Copy out every one of the following items exactly as it appears, line for line.

- - - - -

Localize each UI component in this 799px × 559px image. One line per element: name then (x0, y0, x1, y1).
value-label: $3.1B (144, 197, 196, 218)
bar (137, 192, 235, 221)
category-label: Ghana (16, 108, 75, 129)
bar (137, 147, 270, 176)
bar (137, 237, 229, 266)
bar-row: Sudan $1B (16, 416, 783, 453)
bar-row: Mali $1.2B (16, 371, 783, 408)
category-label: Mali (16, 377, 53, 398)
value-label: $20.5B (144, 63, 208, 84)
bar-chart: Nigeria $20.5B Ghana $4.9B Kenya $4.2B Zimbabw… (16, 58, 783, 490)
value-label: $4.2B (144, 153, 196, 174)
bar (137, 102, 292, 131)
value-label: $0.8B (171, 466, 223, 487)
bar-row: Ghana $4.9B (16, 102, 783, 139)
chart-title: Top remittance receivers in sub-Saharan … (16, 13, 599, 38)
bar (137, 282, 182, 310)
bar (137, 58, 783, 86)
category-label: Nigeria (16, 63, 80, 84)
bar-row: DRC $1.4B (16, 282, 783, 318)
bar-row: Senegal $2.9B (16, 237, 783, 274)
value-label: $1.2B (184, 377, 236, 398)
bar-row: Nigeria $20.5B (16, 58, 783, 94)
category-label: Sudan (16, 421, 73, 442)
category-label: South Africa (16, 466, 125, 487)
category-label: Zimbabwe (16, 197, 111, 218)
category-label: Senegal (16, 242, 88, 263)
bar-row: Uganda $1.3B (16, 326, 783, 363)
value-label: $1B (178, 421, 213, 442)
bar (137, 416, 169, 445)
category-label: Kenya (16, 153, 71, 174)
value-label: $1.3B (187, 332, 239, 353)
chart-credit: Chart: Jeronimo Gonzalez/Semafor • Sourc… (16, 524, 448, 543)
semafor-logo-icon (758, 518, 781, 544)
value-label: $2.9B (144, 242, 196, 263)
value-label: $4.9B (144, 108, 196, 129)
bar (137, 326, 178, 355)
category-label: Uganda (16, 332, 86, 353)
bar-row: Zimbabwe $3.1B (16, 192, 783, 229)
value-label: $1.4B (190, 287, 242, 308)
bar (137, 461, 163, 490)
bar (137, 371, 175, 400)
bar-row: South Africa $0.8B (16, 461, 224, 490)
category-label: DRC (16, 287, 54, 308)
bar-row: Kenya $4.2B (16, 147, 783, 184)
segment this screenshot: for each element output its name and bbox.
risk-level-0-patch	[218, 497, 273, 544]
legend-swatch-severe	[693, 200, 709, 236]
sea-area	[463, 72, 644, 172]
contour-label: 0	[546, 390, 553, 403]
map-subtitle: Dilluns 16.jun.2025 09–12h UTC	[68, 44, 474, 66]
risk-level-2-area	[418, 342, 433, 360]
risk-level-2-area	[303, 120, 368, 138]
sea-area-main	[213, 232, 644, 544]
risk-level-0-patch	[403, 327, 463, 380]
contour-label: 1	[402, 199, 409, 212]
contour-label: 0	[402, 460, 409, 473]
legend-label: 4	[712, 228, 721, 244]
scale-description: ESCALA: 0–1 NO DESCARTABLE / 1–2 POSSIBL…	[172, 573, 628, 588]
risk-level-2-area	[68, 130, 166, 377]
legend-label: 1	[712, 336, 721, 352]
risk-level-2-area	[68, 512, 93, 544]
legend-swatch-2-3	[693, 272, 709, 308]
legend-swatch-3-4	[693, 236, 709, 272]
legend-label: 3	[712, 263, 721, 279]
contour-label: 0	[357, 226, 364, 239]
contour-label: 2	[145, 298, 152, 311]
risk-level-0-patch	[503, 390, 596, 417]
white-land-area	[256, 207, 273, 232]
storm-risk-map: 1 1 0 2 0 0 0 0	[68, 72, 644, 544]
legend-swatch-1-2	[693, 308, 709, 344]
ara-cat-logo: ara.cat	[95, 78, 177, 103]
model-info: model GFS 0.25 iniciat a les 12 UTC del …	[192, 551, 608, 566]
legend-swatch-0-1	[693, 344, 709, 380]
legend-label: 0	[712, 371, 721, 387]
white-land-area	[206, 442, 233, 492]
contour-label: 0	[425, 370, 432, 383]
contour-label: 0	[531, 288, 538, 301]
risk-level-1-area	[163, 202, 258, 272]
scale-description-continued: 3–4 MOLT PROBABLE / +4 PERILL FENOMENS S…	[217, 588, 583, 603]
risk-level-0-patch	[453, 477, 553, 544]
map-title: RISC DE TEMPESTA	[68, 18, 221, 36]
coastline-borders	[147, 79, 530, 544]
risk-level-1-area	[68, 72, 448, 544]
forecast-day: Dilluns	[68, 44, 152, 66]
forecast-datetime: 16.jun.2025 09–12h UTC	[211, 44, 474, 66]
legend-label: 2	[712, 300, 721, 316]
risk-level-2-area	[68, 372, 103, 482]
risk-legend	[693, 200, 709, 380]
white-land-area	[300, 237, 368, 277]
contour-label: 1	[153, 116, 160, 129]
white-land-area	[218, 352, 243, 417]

- - - - -

-- The result --
Localize each UI component in this 799px × 559px image. One line per element: name then (x0, y0, x1, y1).
value-label: $3.1B (144, 197, 196, 218)
bar (137, 192, 235, 221)
category-label: Ghana (16, 108, 75, 129)
bar (137, 147, 270, 176)
bar (137, 237, 229, 266)
bar-row: Sudan $1B (16, 416, 783, 453)
bar-row: Mali $1.2B (16, 371, 783, 408)
category-label: Mali (16, 377, 53, 398)
value-label: $20.5B (144, 63, 208, 84)
bar-chart: Nigeria $20.5B Ghana $4.9B Kenya $4.2B Zimbabw… (16, 58, 783, 490)
value-label: $4.2B (144, 153, 196, 174)
bar (137, 102, 292, 131)
value-label: $0.8B (171, 466, 223, 487)
bar-row: Ghana $4.9B (16, 102, 783, 139)
chart-title: Top remittance receivers in sub-Saharan … (16, 13, 599, 38)
bar (137, 282, 182, 310)
bar (137, 58, 783, 86)
category-label: Nigeria (16, 63, 80, 84)
bar-row: DRC $1.4B (16, 282, 783, 318)
bar-row: Senegal $2.9B (16, 237, 783, 274)
value-label: $1.2B (184, 377, 236, 398)
bar-row: Nigeria $20.5B (16, 58, 783, 94)
category-label: Sudan (16, 421, 73, 442)
category-label: South Africa (16, 466, 125, 487)
category-label: Zimbabwe (16, 197, 111, 218)
category-label: Senegal (16, 242, 88, 263)
bar-row: Uganda $1.3B (16, 326, 783, 363)
value-label: $1B (178, 421, 213, 442)
bar (137, 416, 169, 445)
category-label: Kenya (16, 153, 71, 174)
value-label: $1.3B (187, 332, 239, 353)
chart-credit: Chart: Jeronimo Gonzalez/Semafor • Sourc… (16, 524, 448, 543)
semafor-logo-icon (758, 518, 781, 544)
value-label: $2.9B (144, 242, 196, 263)
value-label: $4.9B (144, 108, 196, 129)
bar (137, 326, 178, 355)
category-label: Uganda (16, 332, 86, 353)
bar-row: Zimbabwe $3.1B (16, 192, 783, 229)
value-label: $1.4B (190, 287, 242, 308)
bar (137, 461, 163, 490)
bar (137, 371, 175, 400)
bar-row: South Africa $0.8B (16, 461, 224, 490)
category-label: DRC (16, 287, 54, 308)
bar-row: Kenya $4.2B (16, 147, 783, 184)
segment this screenshot: for each element output its name and bbox.
risk-level-0-patch	[218, 497, 273, 544]
legend-swatch-severe	[693, 200, 709, 236]
sea-area	[463, 72, 644, 172]
contour-label: 0	[546, 390, 553, 403]
map-subtitle: Dilluns 16.jun.2025 09–12h UTC	[68, 44, 474, 66]
risk-level-2-area	[418, 342, 433, 360]
risk-level-2-area	[303, 120, 368, 138]
sea-area-main	[213, 232, 644, 544]
risk-level-0-patch	[403, 327, 463, 380]
contour-label: 1	[402, 199, 409, 212]
contour-label: 0	[402, 460, 409, 473]
legend-label: 4	[712, 228, 721, 244]
scale-description: ESCALA: 0–1 NO DESCARTABLE / 1–2 POSSIBL…	[172, 573, 628, 588]
risk-level-2-area	[68, 130, 166, 377]
legend-label: 1	[712, 336, 721, 352]
risk-level-2-area	[68, 512, 93, 544]
legend-swatch-2-3	[693, 272, 709, 308]
legend-swatch-3-4	[693, 236, 709, 272]
legend-label: 3	[712, 263, 721, 279]
contour-label: 0	[357, 226, 364, 239]
contour-label: 2	[145, 298, 152, 311]
risk-level-0-patch	[503, 390, 596, 417]
white-land-area	[256, 207, 273, 232]
storm-risk-map: 1 1 0 2 0 0 0 0	[68, 72, 644, 544]
legend-swatch-1-2	[693, 308, 709, 344]
ara-cat-logo: ara.cat	[95, 78, 177, 103]
model-info: model GFS 0.25 iniciat a les 12 UTC del …	[192, 551, 608, 566]
legend-swatch-0-1	[693, 344, 709, 380]
legend-label: 0	[712, 371, 721, 387]
white-land-area	[206, 442, 233, 492]
contour-label: 0	[425, 370, 432, 383]
contour-label: 0	[531, 288, 538, 301]
risk-level-1-area	[163, 202, 258, 272]
scale-description-continued: 3–4 MOLT PROBABLE / +4 PERILL FENOMENS S…	[217, 588, 583, 603]
risk-level-0-patch	[453, 477, 553, 544]
map-title: RISC DE TEMPESTA	[68, 18, 221, 36]
coastline-borders	[147, 79, 530, 544]
risk-level-1-area	[68, 72, 448, 544]
forecast-day: Dilluns	[68, 44, 152, 66]
forecast-datetime: 16.jun.2025 09–12h UTC	[211, 44, 474, 66]
legend-label: 2	[712, 300, 721, 316]
risk-level-2-area	[68, 372, 103, 482]
risk-legend	[693, 200, 709, 380]
white-land-area	[300, 237, 368, 277]
contour-label: 1	[153, 116, 160, 129]
white-land-area	[218, 352, 243, 417]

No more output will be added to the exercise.